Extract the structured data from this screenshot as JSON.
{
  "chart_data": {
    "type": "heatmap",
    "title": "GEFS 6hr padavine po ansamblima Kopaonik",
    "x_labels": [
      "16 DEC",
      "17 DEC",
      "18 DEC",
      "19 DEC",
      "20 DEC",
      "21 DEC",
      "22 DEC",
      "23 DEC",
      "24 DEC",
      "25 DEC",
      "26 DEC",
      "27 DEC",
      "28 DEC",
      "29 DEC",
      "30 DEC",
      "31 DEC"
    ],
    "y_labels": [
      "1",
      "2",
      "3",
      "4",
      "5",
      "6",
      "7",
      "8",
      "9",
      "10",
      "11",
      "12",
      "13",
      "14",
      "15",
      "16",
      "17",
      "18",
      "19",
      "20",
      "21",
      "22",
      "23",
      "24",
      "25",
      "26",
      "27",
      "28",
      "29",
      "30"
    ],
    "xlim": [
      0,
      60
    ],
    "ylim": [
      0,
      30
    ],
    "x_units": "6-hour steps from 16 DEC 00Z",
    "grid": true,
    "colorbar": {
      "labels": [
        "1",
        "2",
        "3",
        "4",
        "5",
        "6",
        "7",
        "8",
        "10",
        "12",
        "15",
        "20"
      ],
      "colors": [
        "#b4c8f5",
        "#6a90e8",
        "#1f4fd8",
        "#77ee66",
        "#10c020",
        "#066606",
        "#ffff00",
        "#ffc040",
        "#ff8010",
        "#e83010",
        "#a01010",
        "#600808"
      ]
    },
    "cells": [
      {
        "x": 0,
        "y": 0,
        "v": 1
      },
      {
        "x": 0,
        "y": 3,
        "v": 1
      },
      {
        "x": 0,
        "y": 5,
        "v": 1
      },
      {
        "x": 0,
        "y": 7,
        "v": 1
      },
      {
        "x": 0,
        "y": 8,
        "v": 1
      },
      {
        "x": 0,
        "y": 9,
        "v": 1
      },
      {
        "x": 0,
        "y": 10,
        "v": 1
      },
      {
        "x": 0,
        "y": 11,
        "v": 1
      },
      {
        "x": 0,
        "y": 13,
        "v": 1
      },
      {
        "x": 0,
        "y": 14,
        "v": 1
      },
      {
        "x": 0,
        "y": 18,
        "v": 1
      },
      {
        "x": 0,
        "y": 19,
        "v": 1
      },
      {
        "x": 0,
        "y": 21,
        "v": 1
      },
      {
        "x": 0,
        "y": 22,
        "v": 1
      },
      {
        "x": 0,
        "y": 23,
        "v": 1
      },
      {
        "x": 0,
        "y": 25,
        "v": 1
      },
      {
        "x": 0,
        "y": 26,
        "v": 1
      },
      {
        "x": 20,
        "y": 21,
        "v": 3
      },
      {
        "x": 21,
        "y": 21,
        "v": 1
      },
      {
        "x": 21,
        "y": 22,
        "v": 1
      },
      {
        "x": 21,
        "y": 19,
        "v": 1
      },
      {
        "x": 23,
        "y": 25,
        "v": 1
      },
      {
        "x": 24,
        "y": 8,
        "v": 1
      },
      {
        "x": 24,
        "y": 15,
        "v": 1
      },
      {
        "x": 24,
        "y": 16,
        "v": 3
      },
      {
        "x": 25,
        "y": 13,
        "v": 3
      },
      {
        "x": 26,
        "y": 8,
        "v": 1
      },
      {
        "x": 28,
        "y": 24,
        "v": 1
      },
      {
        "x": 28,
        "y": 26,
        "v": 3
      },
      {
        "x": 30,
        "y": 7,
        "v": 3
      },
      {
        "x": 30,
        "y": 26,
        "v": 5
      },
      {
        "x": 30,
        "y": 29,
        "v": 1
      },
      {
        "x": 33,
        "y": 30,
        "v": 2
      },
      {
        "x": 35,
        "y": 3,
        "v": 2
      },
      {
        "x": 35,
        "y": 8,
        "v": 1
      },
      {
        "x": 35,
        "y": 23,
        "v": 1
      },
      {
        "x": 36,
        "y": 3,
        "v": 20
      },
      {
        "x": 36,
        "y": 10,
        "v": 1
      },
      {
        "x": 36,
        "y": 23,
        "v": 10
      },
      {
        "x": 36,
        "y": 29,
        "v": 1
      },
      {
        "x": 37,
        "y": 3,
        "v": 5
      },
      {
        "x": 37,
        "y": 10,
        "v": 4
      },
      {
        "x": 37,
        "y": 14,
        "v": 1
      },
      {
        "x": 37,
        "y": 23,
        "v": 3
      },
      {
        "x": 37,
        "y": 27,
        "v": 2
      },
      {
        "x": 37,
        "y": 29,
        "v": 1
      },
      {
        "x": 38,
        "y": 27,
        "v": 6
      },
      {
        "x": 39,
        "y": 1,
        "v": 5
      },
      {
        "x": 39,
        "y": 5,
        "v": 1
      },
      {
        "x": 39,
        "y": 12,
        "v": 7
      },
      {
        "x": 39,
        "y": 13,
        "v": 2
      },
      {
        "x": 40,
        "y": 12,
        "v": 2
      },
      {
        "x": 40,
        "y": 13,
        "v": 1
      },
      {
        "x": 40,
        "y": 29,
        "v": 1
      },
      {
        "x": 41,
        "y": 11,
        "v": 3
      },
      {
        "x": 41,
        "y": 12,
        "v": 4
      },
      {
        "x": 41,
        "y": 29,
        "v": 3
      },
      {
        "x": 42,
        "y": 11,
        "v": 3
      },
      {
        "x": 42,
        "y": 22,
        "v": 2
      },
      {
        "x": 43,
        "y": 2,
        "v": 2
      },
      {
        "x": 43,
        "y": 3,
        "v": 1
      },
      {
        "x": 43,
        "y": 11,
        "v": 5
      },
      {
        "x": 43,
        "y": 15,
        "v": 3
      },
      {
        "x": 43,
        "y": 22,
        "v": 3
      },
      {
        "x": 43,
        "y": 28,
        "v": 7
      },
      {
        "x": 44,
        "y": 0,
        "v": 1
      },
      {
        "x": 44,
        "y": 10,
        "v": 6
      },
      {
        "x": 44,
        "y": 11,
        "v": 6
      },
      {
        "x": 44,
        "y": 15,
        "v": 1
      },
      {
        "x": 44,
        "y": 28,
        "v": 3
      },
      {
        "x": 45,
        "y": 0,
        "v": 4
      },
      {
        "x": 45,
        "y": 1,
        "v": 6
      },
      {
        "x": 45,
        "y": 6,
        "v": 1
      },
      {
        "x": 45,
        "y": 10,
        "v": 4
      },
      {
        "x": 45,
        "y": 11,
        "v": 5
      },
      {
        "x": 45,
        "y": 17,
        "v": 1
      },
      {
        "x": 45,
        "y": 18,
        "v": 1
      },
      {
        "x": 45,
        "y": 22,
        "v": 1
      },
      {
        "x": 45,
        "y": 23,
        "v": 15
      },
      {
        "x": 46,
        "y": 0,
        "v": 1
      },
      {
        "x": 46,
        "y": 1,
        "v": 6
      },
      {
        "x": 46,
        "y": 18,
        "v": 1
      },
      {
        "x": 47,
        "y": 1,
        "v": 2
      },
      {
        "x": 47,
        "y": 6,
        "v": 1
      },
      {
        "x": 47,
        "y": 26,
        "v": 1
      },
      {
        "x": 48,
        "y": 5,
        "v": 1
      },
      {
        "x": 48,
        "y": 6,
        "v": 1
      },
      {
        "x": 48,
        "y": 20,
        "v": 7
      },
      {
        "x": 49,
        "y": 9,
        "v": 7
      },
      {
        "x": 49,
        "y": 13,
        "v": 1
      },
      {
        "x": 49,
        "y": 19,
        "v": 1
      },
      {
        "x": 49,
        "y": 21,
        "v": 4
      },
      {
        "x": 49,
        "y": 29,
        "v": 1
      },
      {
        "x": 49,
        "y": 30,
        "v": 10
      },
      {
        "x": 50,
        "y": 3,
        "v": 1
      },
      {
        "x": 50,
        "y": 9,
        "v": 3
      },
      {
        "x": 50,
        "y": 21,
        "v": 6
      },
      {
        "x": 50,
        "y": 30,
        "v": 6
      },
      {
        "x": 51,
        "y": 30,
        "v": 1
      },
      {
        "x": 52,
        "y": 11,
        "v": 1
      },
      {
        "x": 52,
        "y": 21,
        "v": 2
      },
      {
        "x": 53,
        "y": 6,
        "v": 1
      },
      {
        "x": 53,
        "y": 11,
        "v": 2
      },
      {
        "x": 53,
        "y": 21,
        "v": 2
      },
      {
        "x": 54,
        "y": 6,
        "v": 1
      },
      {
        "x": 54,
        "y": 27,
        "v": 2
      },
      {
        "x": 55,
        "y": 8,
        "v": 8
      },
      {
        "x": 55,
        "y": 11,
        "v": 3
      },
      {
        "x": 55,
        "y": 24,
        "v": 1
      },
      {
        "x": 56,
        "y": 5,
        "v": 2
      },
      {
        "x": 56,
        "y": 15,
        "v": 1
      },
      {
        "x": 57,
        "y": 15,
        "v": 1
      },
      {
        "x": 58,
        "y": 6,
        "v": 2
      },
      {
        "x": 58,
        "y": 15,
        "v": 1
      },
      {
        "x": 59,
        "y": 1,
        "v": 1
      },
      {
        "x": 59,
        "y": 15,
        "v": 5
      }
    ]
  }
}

◆ EXERCISE DESCRIPTION
Collect the lines of the records that include the string "from".

◆ RESULT FOR THIS TASK
Extract the structured data from this screenshot as JSON.
    "x_units": "6-hour steps from 16 DEC 00Z",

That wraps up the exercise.